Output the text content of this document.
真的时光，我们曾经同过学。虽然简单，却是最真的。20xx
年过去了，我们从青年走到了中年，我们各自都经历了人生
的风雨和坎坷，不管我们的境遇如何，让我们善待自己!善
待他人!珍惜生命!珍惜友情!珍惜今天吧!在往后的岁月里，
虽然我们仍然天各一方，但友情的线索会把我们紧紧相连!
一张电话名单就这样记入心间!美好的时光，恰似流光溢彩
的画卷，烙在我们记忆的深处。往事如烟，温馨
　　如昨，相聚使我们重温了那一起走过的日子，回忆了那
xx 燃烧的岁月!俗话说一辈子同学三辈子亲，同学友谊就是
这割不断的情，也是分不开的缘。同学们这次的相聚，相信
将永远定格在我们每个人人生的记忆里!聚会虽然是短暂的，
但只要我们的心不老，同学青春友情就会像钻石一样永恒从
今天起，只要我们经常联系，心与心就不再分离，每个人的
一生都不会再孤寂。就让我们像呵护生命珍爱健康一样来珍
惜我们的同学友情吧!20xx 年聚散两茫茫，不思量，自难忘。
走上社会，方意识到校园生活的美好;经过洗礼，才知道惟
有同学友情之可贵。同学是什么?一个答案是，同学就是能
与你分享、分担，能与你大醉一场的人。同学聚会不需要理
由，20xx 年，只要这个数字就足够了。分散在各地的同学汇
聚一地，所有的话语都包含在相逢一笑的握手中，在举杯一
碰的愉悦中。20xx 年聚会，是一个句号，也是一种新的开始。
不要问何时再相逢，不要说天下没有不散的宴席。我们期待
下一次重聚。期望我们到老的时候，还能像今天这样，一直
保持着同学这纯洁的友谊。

——

§ **Given request**:
Make an exact copy of the records.

§ **Exercise output**:
Output the text content of this document.
真的时光，我们曾经同过学。虽然简单，却是最真的。20xx
年过去了，我们从青年走到了中年，我们各自都经历了人生
的风雨和坎坷，不管我们的境遇如何，让我们善待自己!善
待他人!珍惜生命!珍惜友情!珍惜今天吧!在往后的岁月里，
虽然我们仍然天各一方，但友情的线索会把我们紧紧相连!
一张电话名单就这样记入心间!美好的时光，恰似流光溢彩
的画卷，烙在我们记忆的深处。往事如烟，温馨
　　如昨，相聚使我们重温了那一起走过的日子，回忆了那
xx 燃烧的岁月!俗话说一辈子同学三辈子亲，同学友谊就是
这割不断的情，也是分不开的缘。同学们这次的相聚，相信
将永远定格在我们每个人人生的记忆里!聚会虽然是短暂的，
但只要我们的心不老，同学青春友情就会像钻石一样永恒从
今天起，只要我们经常联系，心与心就不再分离，每个人的
一生都不会再孤寂。就让我们像呵护生命珍爱健康一样来珍
惜我们的同学友情吧!20xx 年聚散两茫茫，不思量，自难忘。
走上社会，方意识到校园生活的美好;经过洗礼，才知道惟
有同学友情之可贵。同学是什么?一个答案是，同学就是能
与你分享、分担，能与你大醉一场的人。同学聚会不需要理
由，20xx 年，只要这个数字就足够了。分散在各地的同学汇
聚一地，所有的话语都包含在相逢一笑的握手中，在举杯一
碰的愉悦中。20xx 年聚会，是一个句号，也是一种新的开始。
不要问何时再相逢，不要说天下没有不散的宴席。我们期待
下一次重聚。期望我们到老的时候，还能像今天这样，一直
保持着同学这纯洁的友谊。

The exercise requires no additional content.